PROVIDED TEXT

--- start ---

Meanwhile, Israeli leaders and US officials held their highest level talks yet on the Gulf crisis.

Last Thursday, President Bush telephoned Prime Minister Yitzhak Shamir for the first time since Aug. 2. Over the weekend, US Deputy Secretary of State Lawrence Eagleburger, held a series of consultations with Mr. Shamir and senior Cabinet ministers. The talks were thought to center on Israel's insistence that it will retaliate in the event of an Iraqi attack. Washington, which fears the defection of Arab allies if Israel enters the fray, is understood to have assured Israel that it will come to the country's defense.

But an official in the prime minister's office told Israel Radio that no agreement had been reached with the US on the issue of Israel's defense. On Sunday, press reports said Shamir reiterated his government's intention to look after itself. ``That's the way it's been,'' he reportedly told Cabinet colleagues, ``and that's the way it will be.''

And Defense Minister Moshe Arens publicly vowed to retaliate immediately if Iraq carried out its threat. ``If Israel is attacked we will reply.''

Ze'ev Schiff, Israel's senior defense correspondent, writing in Haaretz newspaper, said that the US and Israel lacked ``even minimal operational coordination.''

``Thus in the event that Israel is forced to defend itself against an Iraqi attack,'' Mr. Schiff wrote, ``there is a danger that Israelis and Americans may be harmed in the air during operations simply because they won't know if they've run into friend or foe.''

The civil defense campaign launched in the news media took many Palestinians by surprise. Following the airing of an Arabic-language program, giving details on how to protect your home, shops in Arab East Jerusalem quickly sold out of plastic sheeting and scotch tape.

--- end ---

PROVIDED DATA
--- start ---

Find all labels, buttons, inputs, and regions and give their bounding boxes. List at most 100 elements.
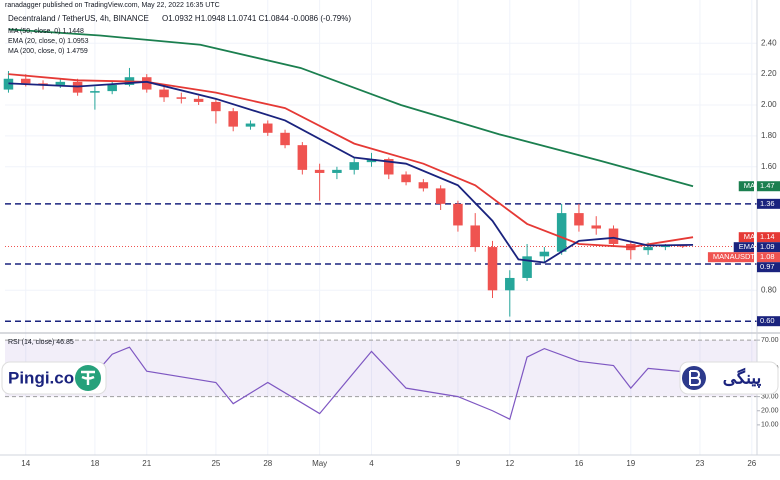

--- end ---

WRITTEN REQUEST
Reproduce the passage of the Gulf crisis article above starting at "The civil defense" and ending at "and scotch tape.", substituting "plastic film" for "plastic sheeting".

EXERCISE RESULT
The civil defense campaign launched in the news media took many Palestinians by surprise. Following the airing of an Arabic-language program, giving details on how to protect your home, shops in Arab East Jerusalem quickly sold out of plastic film and scotch tape.